- [Given information]:
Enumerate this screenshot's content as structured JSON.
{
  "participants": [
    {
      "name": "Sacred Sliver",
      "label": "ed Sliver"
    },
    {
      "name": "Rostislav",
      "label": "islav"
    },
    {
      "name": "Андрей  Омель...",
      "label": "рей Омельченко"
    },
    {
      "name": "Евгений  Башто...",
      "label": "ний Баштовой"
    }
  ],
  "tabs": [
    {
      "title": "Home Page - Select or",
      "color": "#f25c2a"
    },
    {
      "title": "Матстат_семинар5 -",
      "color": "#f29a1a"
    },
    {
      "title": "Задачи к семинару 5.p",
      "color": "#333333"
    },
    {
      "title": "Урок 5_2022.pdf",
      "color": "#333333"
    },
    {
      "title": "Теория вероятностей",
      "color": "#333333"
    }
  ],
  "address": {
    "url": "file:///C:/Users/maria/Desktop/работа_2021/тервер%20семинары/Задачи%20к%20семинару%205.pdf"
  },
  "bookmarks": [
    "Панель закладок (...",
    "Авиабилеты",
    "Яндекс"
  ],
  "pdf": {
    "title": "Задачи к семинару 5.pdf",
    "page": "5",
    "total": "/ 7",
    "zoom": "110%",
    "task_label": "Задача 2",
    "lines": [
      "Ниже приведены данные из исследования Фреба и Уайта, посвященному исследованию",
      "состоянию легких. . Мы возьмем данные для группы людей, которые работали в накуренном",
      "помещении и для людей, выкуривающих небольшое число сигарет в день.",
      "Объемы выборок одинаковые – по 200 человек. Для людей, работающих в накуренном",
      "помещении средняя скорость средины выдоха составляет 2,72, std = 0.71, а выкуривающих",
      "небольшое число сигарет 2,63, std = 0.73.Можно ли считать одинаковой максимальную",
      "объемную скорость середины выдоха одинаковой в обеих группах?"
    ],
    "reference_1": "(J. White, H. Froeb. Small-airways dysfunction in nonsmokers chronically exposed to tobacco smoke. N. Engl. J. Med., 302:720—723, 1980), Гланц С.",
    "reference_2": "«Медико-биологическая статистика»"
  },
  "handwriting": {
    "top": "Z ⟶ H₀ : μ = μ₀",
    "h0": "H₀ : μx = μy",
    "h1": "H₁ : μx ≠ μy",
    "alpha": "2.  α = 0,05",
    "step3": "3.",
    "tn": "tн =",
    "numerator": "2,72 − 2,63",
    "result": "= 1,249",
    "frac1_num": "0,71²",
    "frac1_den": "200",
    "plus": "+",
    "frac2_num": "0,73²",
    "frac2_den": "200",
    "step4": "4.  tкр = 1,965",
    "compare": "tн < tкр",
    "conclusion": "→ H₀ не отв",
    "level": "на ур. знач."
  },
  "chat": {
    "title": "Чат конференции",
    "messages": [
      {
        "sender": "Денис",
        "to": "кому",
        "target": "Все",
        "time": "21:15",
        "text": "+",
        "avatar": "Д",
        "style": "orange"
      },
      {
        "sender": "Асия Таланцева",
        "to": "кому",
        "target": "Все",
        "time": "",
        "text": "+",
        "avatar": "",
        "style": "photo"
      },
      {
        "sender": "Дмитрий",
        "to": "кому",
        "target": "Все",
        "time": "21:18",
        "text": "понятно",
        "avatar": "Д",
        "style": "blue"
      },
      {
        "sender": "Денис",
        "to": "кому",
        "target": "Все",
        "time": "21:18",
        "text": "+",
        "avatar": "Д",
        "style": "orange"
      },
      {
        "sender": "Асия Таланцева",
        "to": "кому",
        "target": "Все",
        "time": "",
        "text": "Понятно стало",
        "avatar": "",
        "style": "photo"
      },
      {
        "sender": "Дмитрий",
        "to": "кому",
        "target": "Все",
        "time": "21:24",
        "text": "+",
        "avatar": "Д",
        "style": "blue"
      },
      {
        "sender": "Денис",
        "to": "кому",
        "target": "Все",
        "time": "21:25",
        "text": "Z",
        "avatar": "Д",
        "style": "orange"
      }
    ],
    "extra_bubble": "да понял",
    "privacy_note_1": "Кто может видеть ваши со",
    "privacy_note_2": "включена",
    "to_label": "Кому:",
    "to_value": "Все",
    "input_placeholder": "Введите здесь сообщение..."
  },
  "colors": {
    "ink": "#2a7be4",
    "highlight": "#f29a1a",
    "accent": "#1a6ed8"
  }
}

- [Stated task]:
Return every line from the records above that holds the word "time".

- [Solution to the exercise]:
        "time": "21:15",
        "time": "",
        "time": "21:18",
        "time": "21:18",
        "time": "",
        "time": "21:24",
        "time": "21:25",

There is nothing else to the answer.